Your instructions: Reproduce each line of the listing exactly.
━━━━━ Working data ━━━━━
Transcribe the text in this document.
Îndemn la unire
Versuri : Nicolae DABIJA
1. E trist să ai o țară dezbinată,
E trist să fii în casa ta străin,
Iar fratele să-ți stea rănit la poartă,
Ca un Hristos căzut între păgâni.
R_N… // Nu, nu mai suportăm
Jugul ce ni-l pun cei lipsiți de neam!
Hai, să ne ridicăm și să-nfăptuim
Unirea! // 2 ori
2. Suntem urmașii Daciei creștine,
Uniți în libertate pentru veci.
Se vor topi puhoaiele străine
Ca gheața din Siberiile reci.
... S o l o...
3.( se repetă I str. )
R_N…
━━━━━
Task answer:
Transcribe the text in this document.
Îndemn la unire
Versuri : Nicolae DABIJA
1. E trist să ai o țară dezbinată,
E trist să fii în casa ta străin,
Iar fratele să-ți stea rănit la poartă,
Ca un Hristos căzut între păgâni.
R_N… // Nu, nu mai suportăm
Jugul ce ni-l pun cei lipsiți de neam!
Hai, să ne ridicăm și să-nfăptuim
Unirea! // 2 ori
2. Suntem urmașii Daciei creștine,
Uniți în libertate pentru veci.
Se vor topi puhoaiele străine
Ca gheața din Siberiile reci.
... S o l o...
3.( se repetă I str. )
R_N…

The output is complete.